**Given data**
________

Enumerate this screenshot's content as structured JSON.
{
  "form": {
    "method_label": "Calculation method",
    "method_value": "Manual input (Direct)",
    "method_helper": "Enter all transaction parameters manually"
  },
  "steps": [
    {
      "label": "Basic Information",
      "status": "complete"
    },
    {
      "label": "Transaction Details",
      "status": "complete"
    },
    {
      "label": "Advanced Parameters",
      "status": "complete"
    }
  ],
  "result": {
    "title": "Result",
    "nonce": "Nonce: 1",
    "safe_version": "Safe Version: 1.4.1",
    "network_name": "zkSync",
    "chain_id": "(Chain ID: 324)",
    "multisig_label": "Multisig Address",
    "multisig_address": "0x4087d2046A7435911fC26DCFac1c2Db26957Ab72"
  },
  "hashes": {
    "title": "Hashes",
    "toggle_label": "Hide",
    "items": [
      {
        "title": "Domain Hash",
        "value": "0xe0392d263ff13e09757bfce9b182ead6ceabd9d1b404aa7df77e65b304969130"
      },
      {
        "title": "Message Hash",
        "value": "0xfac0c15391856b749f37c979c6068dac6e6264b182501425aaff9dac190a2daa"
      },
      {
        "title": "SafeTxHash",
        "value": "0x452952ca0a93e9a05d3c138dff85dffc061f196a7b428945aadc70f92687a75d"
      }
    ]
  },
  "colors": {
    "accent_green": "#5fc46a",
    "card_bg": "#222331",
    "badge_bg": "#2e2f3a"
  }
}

________

Above are the records; retype every one exactly.

Enumerate this screenshot's content as structured JSON.
{
  "form": {
    "method_label": "Calculation method",
    "method_value": "Manual input (Direct)",
    "method_helper": "Enter all transaction parameters manually"
  },
  "steps": [
    {
      "label": "Basic Information",
      "status": "complete"
    },
    {
      "label": "Transaction Details",
      "status": "complete"
    },
    {
      "label": "Advanced Parameters",
      "status": "complete"
    }
  ],
  "result": {
    "title": "Result",
    "nonce": "Nonce: 1",
    "safe_version": "Safe Version: 1.4.1",
    "network_name": "zkSync",
    "chain_id": "(Chain ID: 324)",
    "multisig_label": "Multisig Address",
    "multisig_address": "0x4087d2046A7435911fC26DCFac1c2Db26957Ab72"
  },
  "hashes": {
    "title": "Hashes",
    "toggle_label": "Hide",
    "items": [
      {
        "title": "Domain Hash",
        "value": "0xe0392d263ff13e09757bfce9b182ead6ceabd9d1b404aa7df77e65b304969130"
      },
      {
        "title": "Message Hash",
        "value": "0xfac0c15391856b749f37c979c6068dac6e6264b182501425aaff9dac190a2daa"
      },
      {
        "title": "SafeTxHash",
        "value": "0x452952ca0a93e9a05d3c138dff85dffc061f196a7b428945aadc70f92687a75d"
      }
    ]
  },
  "colors": {
    "accent_green": "#5fc46a",
    "card_bg": "#222331",
    "badge_bg": "#2e2f3a"
  }
}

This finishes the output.